EXERCISE DESCRIPTION:
Can you copy out the data exactly? Leave the images out.

INPUT MATERIAL:

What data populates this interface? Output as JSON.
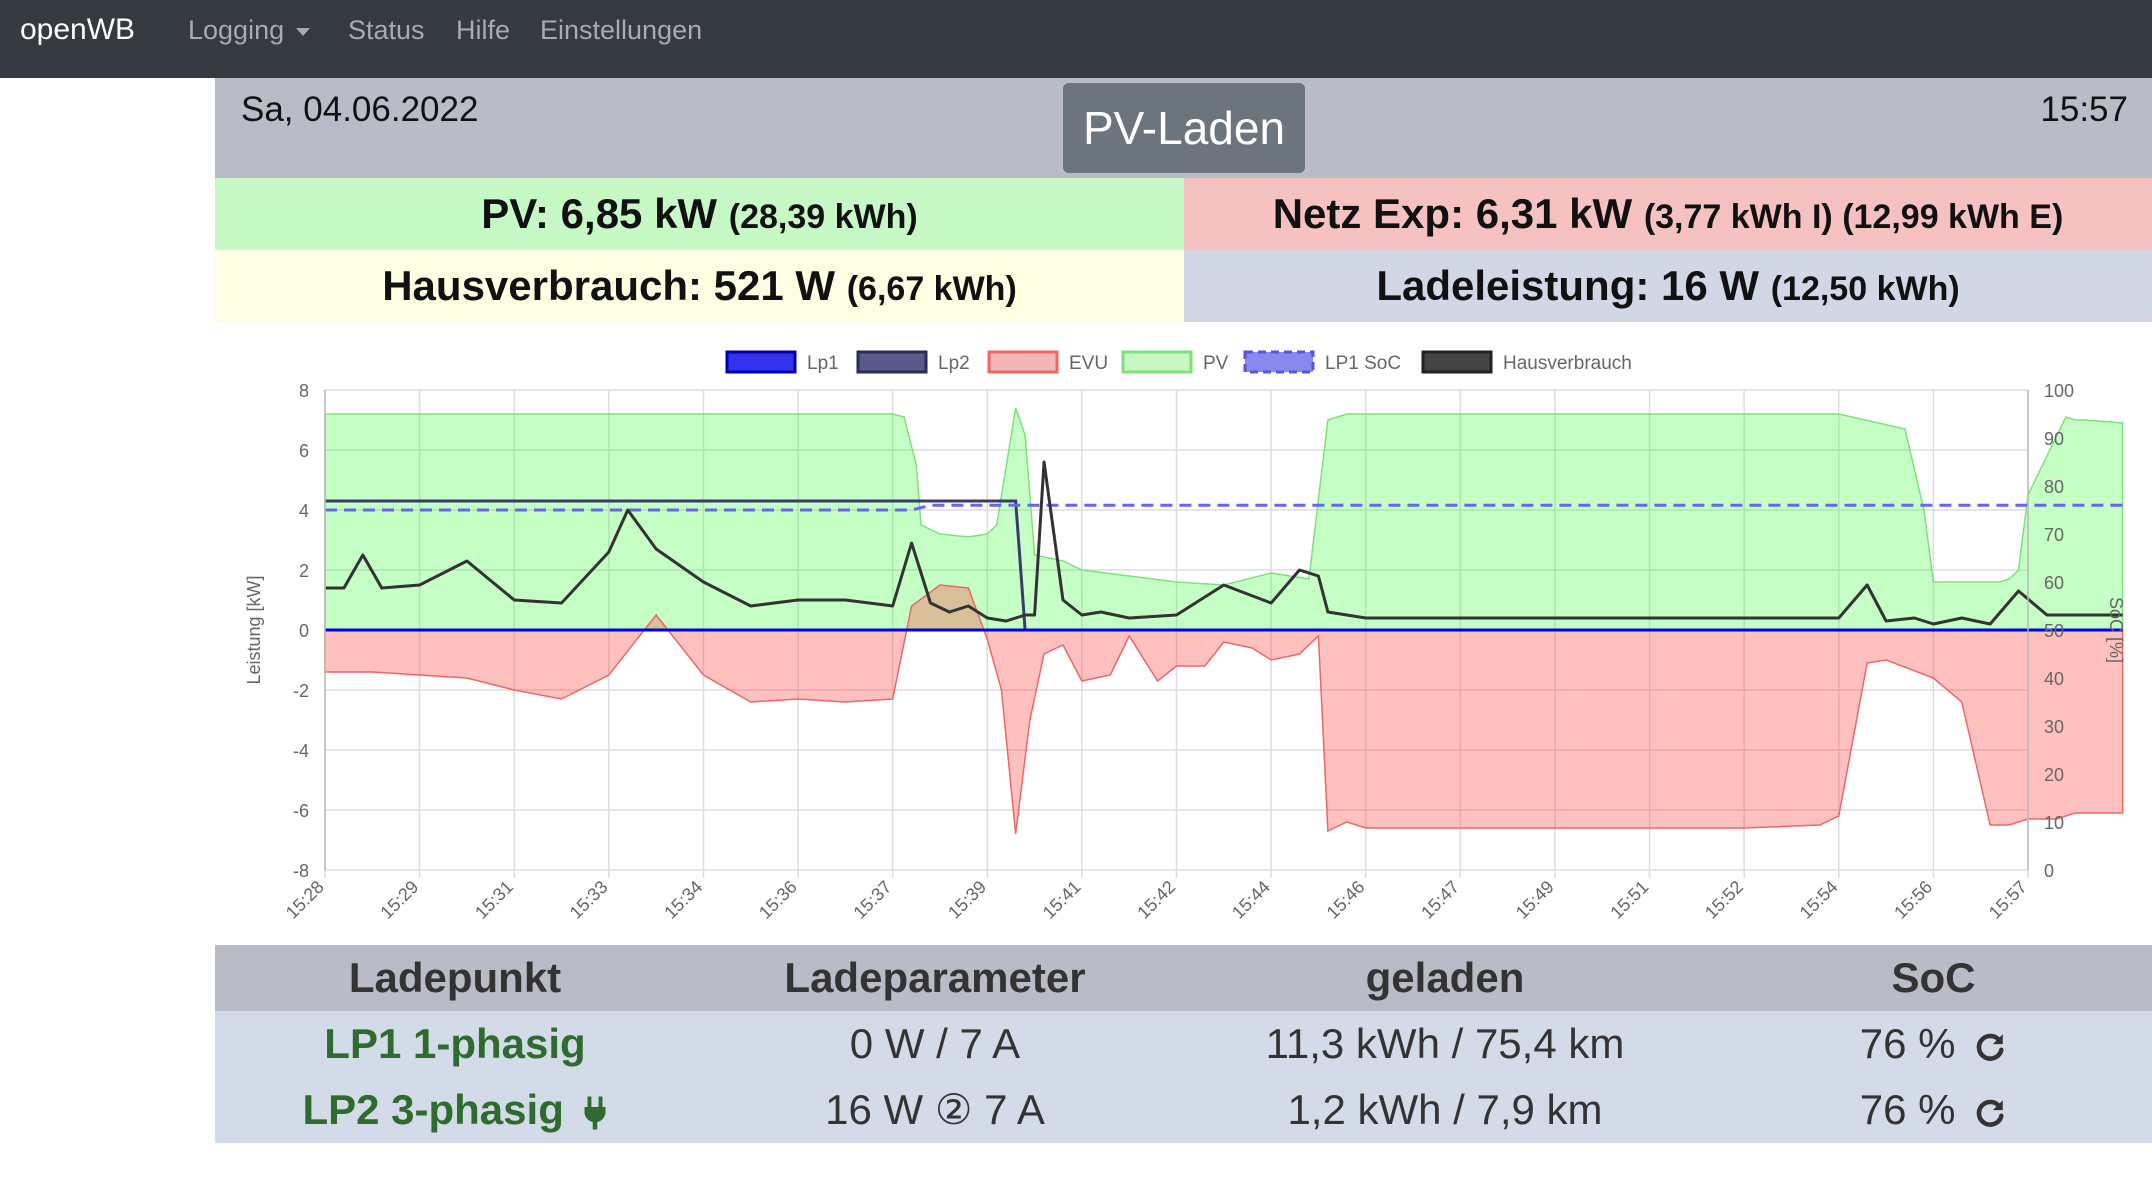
{
  "nav": {
    "brand": "openWB",
    "logging": "Logging",
    "status": "Status",
    "hilfe": "Hilfe",
    "einstellungen": "Einstellungen"
  },
  "header": {
    "date": "Sa, 04.06.2022",
    "mode": "PV-Laden",
    "time": "15:57"
  },
  "tiles": {
    "pv_label": "PV: 6,85 kW",
    "pv_sub": "(28,39 kWh)",
    "grid_label": "Netz Exp: 6,31 kW",
    "grid_sub": "(3,77 kWh I) (12,99 kWh E)",
    "house_label": "Hausverbrauch: 521 W",
    "house_sub": "(6,67 kWh)",
    "load_label": "Ladeleistung: 16 W",
    "load_sub": "(12,50 kWh)"
  },
  "chart_data": {
    "type": "line",
    "ylabel": "Leistung [kW]",
    "y2label": "SoC [%]",
    "ylim": [
      -8,
      8
    ],
    "y2lim": [
      0,
      100
    ],
    "y_ticks": [
      "8",
      "6",
      "4",
      "2",
      "0",
      "-2",
      "-4",
      "-6",
      "-8"
    ],
    "y2_ticks": [
      "100",
      "90",
      "80",
      "70",
      "60",
      "50",
      "40",
      "30",
      "20",
      "10",
      "0"
    ],
    "x_ticks": [
      "15:28",
      "15:29",
      "15:31",
      "15:33",
      "15:34",
      "15:36",
      "15:37",
      "15:39",
      "15:41",
      "15:42",
      "15:44",
      "15:46",
      "15:47",
      "15:49",
      "15:51",
      "15:52",
      "15:54",
      "15:56",
      "15:57"
    ],
    "legend_position": "top",
    "legend": [
      "Lp1",
      "Lp2",
      "EVU",
      "PV",
      "LP1 SoC",
      "Hausverbrauch"
    ],
    "series": [
      {
        "name": "PV",
        "color": "#33cc33",
        "x": [
          0,
          4,
          6,
          6.12,
          6.25,
          6.3,
          6.5,
          6.8,
          7,
          7.1,
          7.3,
          7.4,
          7.5,
          7.8,
          8,
          8.5,
          9,
          9.5,
          10,
          10.4,
          10.6,
          10.8,
          11,
          13,
          15,
          16,
          16.7,
          16.9,
          17,
          17.7,
          17.8,
          17.9,
          18,
          18.4,
          18.5,
          18.6,
          19
        ],
        "y": [
          7.2,
          7.2,
          7.2,
          7.1,
          5.5,
          3.5,
          3.2,
          3.1,
          3.2,
          3.5,
          7.4,
          6.5,
          2.5,
          2.3,
          2,
          1.8,
          1.6,
          1.5,
          1.9,
          1.7,
          7,
          7.2,
          7.2,
          7.2,
          7.2,
          7.2,
          6.7,
          4,
          1.6,
          1.6,
          1.7,
          2,
          4.5,
          7.1,
          7,
          7,
          6.9
        ]
      },
      {
        "name": "EVU",
        "color": "#ff6666",
        "x": [
          0,
          0.5,
          1,
          1.5,
          2,
          2.5,
          3,
          3.5,
          4,
          4.5,
          5,
          5.5,
          6,
          6.2,
          6.5,
          6.8,
          7,
          7.15,
          7.3,
          7.45,
          7.6,
          7.8,
          8,
          8.3,
          8.5,
          8.8,
          9,
          9.3,
          9.5,
          9.8,
          10,
          10.3,
          10.5,
          10.6,
          10.8,
          11,
          12,
          13,
          14,
          15,
          15.8,
          16,
          16.3,
          16.5,
          17,
          17.3,
          17.6,
          17.8,
          18,
          18.3,
          18.5,
          19
        ],
        "y": [
          -1.4,
          -1.4,
          -1.5,
          -1.6,
          -2,
          -2.3,
          -1.5,
          0.5,
          -1.5,
          -2.4,
          -2.3,
          -2.4,
          -2.3,
          0.8,
          1.5,
          1.4,
          -0.3,
          -2,
          -6.8,
          -3,
          -0.8,
          -0.5,
          -1.7,
          -1.5,
          -0.2,
          -1.7,
          -1.2,
          -1.2,
          -0.4,
          -0.6,
          -1,
          -0.8,
          -0.2,
          -6.7,
          -6.4,
          -6.6,
          -6.6,
          -6.6,
          -6.6,
          -6.6,
          -6.5,
          -6.2,
          -1.1,
          -1,
          -1.6,
          -2.4,
          -6.5,
          -6.5,
          -6.3,
          -6.3,
          -6.1,
          -6.1
        ]
      },
      {
        "name": "Hausverbrauch",
        "color": "#333333",
        "x": [
          0,
          0.2,
          0.4,
          0.6,
          1,
          1.5,
          2,
          2.5,
          3,
          3.2,
          3.5,
          4,
          4.5,
          5,
          5.5,
          6,
          6.2,
          6.4,
          6.6,
          6.8,
          7,
          7.2,
          7.4,
          7.5,
          7.6,
          7.8,
          8,
          8.2,
          8.5,
          9,
          9.5,
          10,
          10.3,
          10.5,
          10.6,
          10.8,
          11,
          12,
          13,
          14,
          15,
          16,
          16.3,
          16.5,
          16.8,
          17,
          17.3,
          17.6,
          17.9,
          18.2,
          18.5,
          19
        ],
        "y": [
          1.4,
          1.4,
          2.5,
          1.4,
          1.5,
          2.3,
          1,
          0.9,
          2.6,
          4,
          2.7,
          1.6,
          0.8,
          1,
          1,
          0.8,
          2.9,
          0.9,
          0.6,
          0.8,
          0.4,
          0.3,
          0.5,
          0.5,
          5.6,
          1,
          0.5,
          0.6,
          0.4,
          0.5,
          1.5,
          0.9,
          2,
          1.8,
          0.6,
          0.5,
          0.4,
          0.4,
          0.4,
          0.4,
          0.4,
          0.4,
          1.5,
          0.3,
          0.4,
          0.2,
          0.4,
          0.2,
          1.3,
          0.5,
          0.5,
          0.5
        ]
      },
      {
        "name": "Lp1",
        "color": "#0000ee",
        "x": [
          0,
          19
        ],
        "y": [
          0,
          0
        ]
      },
      {
        "name": "Lp2",
        "color": "#3b3b6b",
        "x": [
          0,
          7.3,
          7.4,
          19
        ],
        "y": [
          4.3,
          4.3,
          0,
          0
        ]
      },
      {
        "name": "LP1 SoC",
        "color": "#6666ee",
        "axis": "y2",
        "x": [
          0,
          6.2,
          6.4,
          19
        ],
        "y": [
          75,
          75,
          76,
          76
        ]
      }
    ]
  },
  "table": {
    "headers": [
      "Ladepunkt",
      "Ladeparameter",
      "geladen",
      "SoC"
    ],
    "rows": [
      {
        "name": "LP1 1-phasig",
        "params": "0 W / 7 A",
        "charged": "11,3 kWh / 75,4 km",
        "soc": "76 %"
      },
      {
        "name": "LP2 3-phasig",
        "params": "16 W ② 7 A",
        "charged": "1,2 kWh / 7,9 km",
        "soc": "76 %"
      }
    ]
  }
}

ANSWER TO THIS EXERCISE:
What data populates this interface? Output as JSON.
{
  "nav": {
    "brand": "openWB",
    "logging": "Logging",
    "status": "Status",
    "hilfe": "Hilfe",
    "einstellungen": "Einstellungen"
  },
  "header": {
    "date": "Sa, 04.06.2022",
    "mode": "PV-Laden",
    "time": "15:57"
  },
  "tiles": {
    "pv_label": "PV: 6,85 kW",
    "pv_sub": "(28,39 kWh)",
    "grid_label": "Netz Exp: 6,31 kW",
    "grid_sub": "(3,77 kWh I) (12,99 kWh E)",
    "house_label": "Hausverbrauch: 521 W",
    "house_sub": "(6,67 kWh)",
    "load_label": "Ladeleistung: 16 W",
    "load_sub": "(12,50 kWh)"
  },
  "chart_data": {
    "type": "line",
    "ylabel": "Leistung [kW]",
    "y2label": "SoC [%]",
    "ylim": [
      -8,
      8
    ],
    "y2lim": [
      0,
      100
    ],
    "y_ticks": [
      "8",
      "6",
      "4",
      "2",
      "0",
      "-2",
      "-4",
      "-6",
      "-8"
    ],
    "y2_ticks": [
      "100",
      "90",
      "80",
      "70",
      "60",
      "50",
      "40",
      "30",
      "20",
      "10",
      "0"
    ],
    "x_ticks": [
      "15:28",
      "15:29",
      "15:31",
      "15:33",
      "15:34",
      "15:36",
      "15:37",
      "15:39",
      "15:41",
      "15:42",
      "15:44",
      "15:46",
      "15:47",
      "15:49",
      "15:51",
      "15:52",
      "15:54",
      "15:56",
      "15:57"
    ],
    "legend_position": "top",
    "legend": [
      "Lp1",
      "Lp2",
      "EVU",
      "PV",
      "LP1 SoC",
      "Hausverbrauch"
    ],
    "series": [
      {
        "name": "PV",
        "color": "#33cc33",
        "x": [
          0,
          4,
          6,
          6.12,
          6.25,
          6.3,
          6.5,
          6.8,
          7,
          7.1,
          7.3,
          7.4,
          7.5,
          7.8,
          8,
          8.5,
          9,
          9.5,
          10,
          10.4,
          10.6,
          10.8,
          11,
          13,
          15,
          16,
          16.7,
          16.9,
          17,
          17.7,
          17.8,
          17.9,
          18,
          18.4,
          18.5,
          18.6,
          19
        ],
        "y": [
          7.2,
          7.2,
          7.2,
          7.1,
          5.5,
          3.5,
          3.2,
          3.1,
          3.2,
          3.5,
          7.4,
          6.5,
          2.5,
          2.3,
          2,
          1.8,
          1.6,
          1.5,
          1.9,
          1.7,
          7,
          7.2,
          7.2,
          7.2,
          7.2,
          7.2,
          6.7,
          4,
          1.6,
          1.6,
          1.7,
          2,
          4.5,
          7.1,
          7,
          7,
          6.9
        ]
      },
      {
        "name": "EVU",
        "color": "#ff6666",
        "x": [
          0,
          0.5,
          1,
          1.5,
          2,
          2.5,
          3,
          3.5,
          4,
          4.5,
          5,
          5.5,
          6,
          6.2,
          6.5,
          6.8,
          7,
          7.15,
          7.3,
          7.45,
          7.6,
          7.8,
          8,
          8.3,
          8.5,
          8.8,
          9,
          9.3,
          9.5,
          9.8,
          10,
          10.3,
          10.5,
          10.6,
          10.8,
          11,
          12,
          13,
          14,
          15,
          15.8,
          16,
          16.3,
          16.5,
          17,
          17.3,
          17.6,
          17.8,
          18,
          18.3,
          18.5,
          19
        ],
        "y": [
          -1.4,
          -1.4,
          -1.5,
          -1.6,
          -2,
          -2.3,
          -1.5,
          0.5,
          -1.5,
          -2.4,
          -2.3,
          -2.4,
          -2.3,
          0.8,
          1.5,
          1.4,
          -0.3,
          -2,
          -6.8,
          -3,
          -0.8,
          -0.5,
          -1.7,
          -1.5,
          -0.2,
          -1.7,
          -1.2,
          -1.2,
          -0.4,
          -0.6,
          -1,
          -0.8,
          -0.2,
          -6.7,
          -6.4,
          -6.6,
          -6.6,
          -6.6,
          -6.6,
          -6.6,
          -6.5,
          -6.2,
          -1.1,
          -1,
          -1.6,
          -2.4,
          -6.5,
          -6.5,
          -6.3,
          -6.3,
          -6.1,
          -6.1
        ]
      },
      {
        "name": "Hausverbrauch",
        "color": "#333333",
        "x": [
          0,
          0.2,
          0.4,
          0.6,
          1,
          1.5,
          2,
          2.5,
          3,
          3.2,
          3.5,
          4,
          4.5,
          5,
          5.5,
          6,
          6.2,
          6.4,
          6.6,
          6.8,
          7,
          7.2,
          7.4,
          7.5,
          7.6,
          7.8,
          8,
          8.2,
          8.5,
          9,
          9.5,
          10,
          10.3,
          10.5,
          10.6,
          10.8,
          11,
          12,
          13,
          14,
          15,
          16,
          16.3,
          16.5,
          16.8,
          17,
          17.3,
          17.6,
          17.9,
          18.2,
          18.5,
          19
        ],
        "y": [
          1.4,
          1.4,
          2.5,
          1.4,
          1.5,
          2.3,
          1,
          0.9,
          2.6,
          4,
          2.7,
          1.6,
          0.8,
          1,
          1,
          0.8,
          2.9,
          0.9,
          0.6,
          0.8,
          0.4,
          0.3,
          0.5,
          0.5,
          5.6,
          1,
          0.5,
          0.6,
          0.4,
          0.5,
          1.5,
          0.9,
          2,
          1.8,
          0.6,
          0.5,
          0.4,
          0.4,
          0.4,
          0.4,
          0.4,
          0.4,
          1.5,
          0.3,
          0.4,
          0.2,
          0.4,
          0.2,
          1.3,
          0.5,
          0.5,
          0.5
        ]
      },
      {
        "name": "Lp1",
        "color": "#0000ee",
        "x": [
          0,
          19
        ],
        "y": [
          0,
          0
        ]
      },
      {
        "name": "Lp2",
        "color": "#3b3b6b",
        "x": [
          0,
          7.3,
          7.4,
          19
        ],
        "y": [
          4.3,
          4.3,
          0,
          0
        ]
      },
      {
        "name": "LP1 SoC",
        "color": "#6666ee",
        "axis": "y2",
        "x": [
          0,
          6.2,
          6.4,
          19
        ],
        "y": [
          75,
          75,
          76,
          76
        ]
      }
    ]
  },
  "table": {
    "headers": [
      "Ladepunkt",
      "Ladeparameter",
      "geladen",
      "SoC"
    ],
    "rows": [
      {
        "name": "LP1 1-phasig",
        "params": "0 W / 7 A",
        "charged": "11,3 kWh / 75,4 km",
        "soc": "76 %"
      },
      {
        "name": "LP2 3-phasig",
        "params": "16 W ② 7 A",
        "charged": "1,2 kWh / 7,9 km",
        "soc": "76 %"
      }
    ]
  }
}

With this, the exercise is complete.